All the data must come back unchanged, except that pictures are left out.

Provided information start

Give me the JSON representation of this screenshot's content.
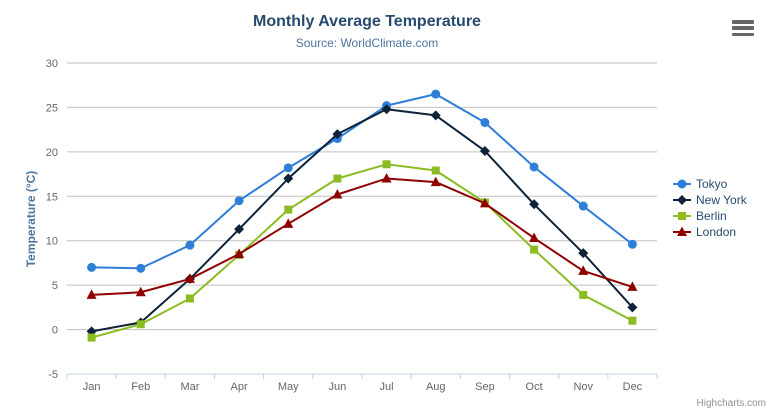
{
  "colors": {
    "title": "#274b6d",
    "subtitle": "#4d759e",
    "axis_title": "#4d759e",
    "tick_label": "#666666",
    "grid": "#c0c0c0",
    "axis_line": "#c0d0e0",
    "legend_text": "#274b6d",
    "credits": "#909090",
    "menu_icon": "#666666",
    "background": "#ffffff"
  },
  "export_menu": {
    "icon": "hamburger-menu-icon"
  },
  "credits": {
    "text": "Highcharts.com"
  },
  "chart_data": {
    "type": "line",
    "title": "Monthly Average Temperature",
    "subtitle": "Source: WorldClimate.com",
    "xlabel": "",
    "ylabel": "Temperature (°C)",
    "ylim": [
      -5,
      30
    ],
    "ytick_step": 5,
    "grid": true,
    "legend_position": "right",
    "categories": [
      "Jan",
      "Feb",
      "Mar",
      "Apr",
      "May",
      "Jun",
      "Jul",
      "Aug",
      "Sep",
      "Oct",
      "Nov",
      "Dec"
    ],
    "series": [
      {
        "name": "Tokyo",
        "color": "#2f7ed8",
        "marker": "circle",
        "values": [
          7.0,
          6.9,
          9.5,
          14.5,
          18.2,
          21.5,
          25.2,
          26.5,
          23.3,
          18.3,
          13.9,
          9.6
        ]
      },
      {
        "name": "New York",
        "color": "#0d233a",
        "marker": "diamond",
        "values": [
          -0.2,
          0.8,
          5.7,
          11.3,
          17.0,
          22.0,
          24.8,
          24.1,
          20.1,
          14.1,
          8.6,
          2.5
        ]
      },
      {
        "name": "Berlin",
        "color": "#8bbc21",
        "marker": "square",
        "values": [
          -0.9,
          0.6,
          3.5,
          8.4,
          13.5,
          17.0,
          18.6,
          17.9,
          14.3,
          9.0,
          3.9,
          1.0
        ]
      },
      {
        "name": "London",
        "color": "#910000",
        "marker": "triangle",
        "values": [
          3.9,
          4.2,
          5.7,
          8.5,
          11.9,
          15.2,
          17.0,
          16.6,
          14.2,
          10.3,
          6.6,
          4.8
        ]
      }
    ]
  }
}
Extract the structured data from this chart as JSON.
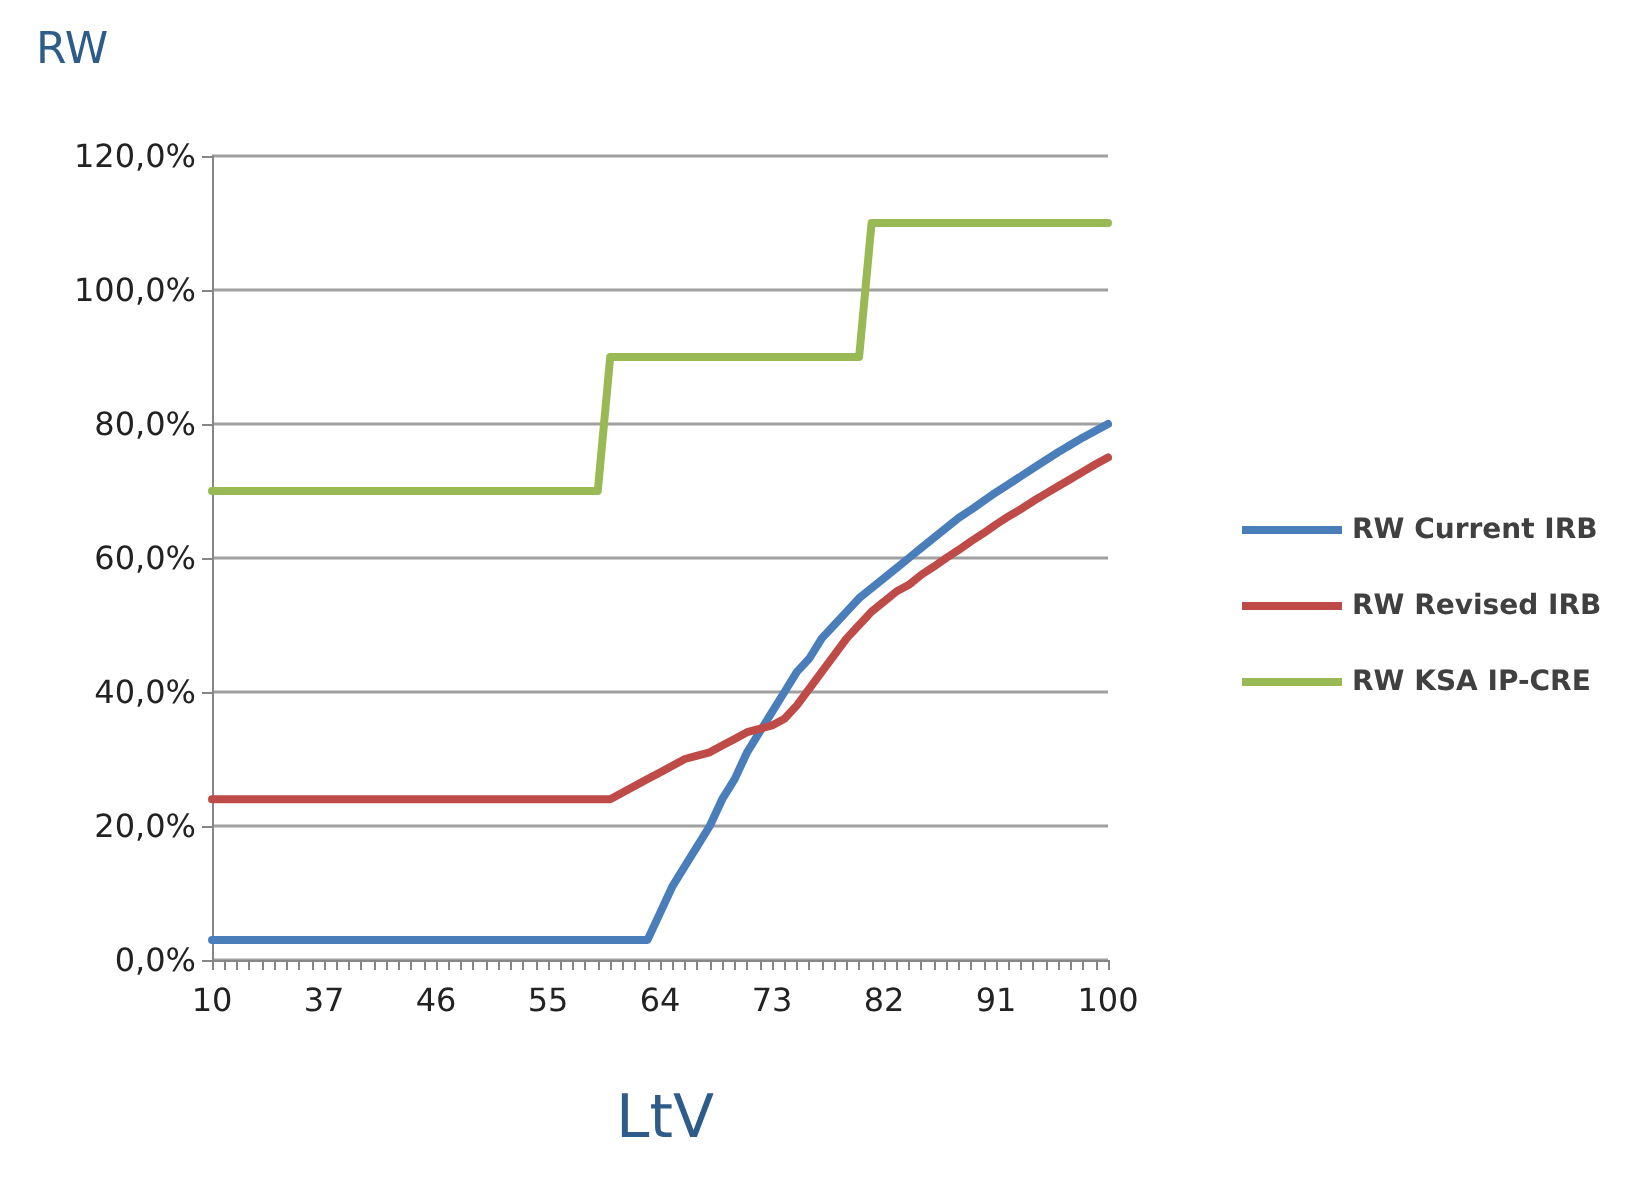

Provided information end

**The reply:**
Give me the JSON representation of this screenshot's content.
{
  "colors": {
    "title": "#274b6d",
    "subtitle": "#4d759e",
    "axis_title": "#4d759e",
    "tick_label": "#666666",
    "grid": "#c0c0c0",
    "axis_line": "#c0d0e0",
    "legend_text": "#274b6d",
    "credits": "#909090",
    "menu_icon": "#666666",
    "background": "#ffffff"
  },
  "export_menu": {
    "icon": "hamburger-menu-icon"
  },
  "credits": {
    "text": "Highcharts.com"
  },
  "chart_data": {
    "type": "line",
    "title": "Monthly Average Temperature",
    "subtitle": "Source: WorldClimate.com",
    "xlabel": "",
    "ylabel": "Temperature (°C)",
    "ylim": [
      -5,
      30
    ],
    "ytick_step": 5,
    "grid": true,
    "legend_position": "right",
    "categories": [
      "Jan",
      "Feb",
      "Mar",
      "Apr",
      "May",
      "Jun",
      "Jul",
      "Aug",
      "Sep",
      "Oct",
      "Nov",
      "Dec"
    ],
    "series": [
      {
        "name": "Tokyo",
        "color": "#2f7ed8",
        "marker": "circle",
        "values": [
          7.0,
          6.9,
          9.5,
          14.5,
          18.2,
          21.5,
          25.2,
          26.5,
          23.3,
          18.3,
          13.9,
          9.6
        ]
      },
      {
        "name": "New York",
        "color": "#0d233a",
        "marker": "diamond",
        "values": [
          -0.2,
          0.8,
          5.7,
          11.3,
          17.0,
          22.0,
          24.8,
          24.1,
          20.1,
          14.1,
          8.6,
          2.5
        ]
      },
      {
        "name": "Berlin",
        "color": "#8bbc21",
        "marker": "square",
        "values": [
          -0.9,
          0.6,
          3.5,
          8.4,
          13.5,
          17.0,
          18.6,
          17.9,
          14.3,
          9.0,
          3.9,
          1.0
        ]
      },
      {
        "name": "London",
        "color": "#910000",
        "marker": "triangle",
        "values": [
          3.9,
          4.2,
          5.7,
          8.5,
          11.9,
          15.2,
          17.0,
          16.6,
          14.2,
          10.3,
          6.6,
          4.8
        ]
      }
    ]
  }
}
Extract the structured data from this chart as JSON.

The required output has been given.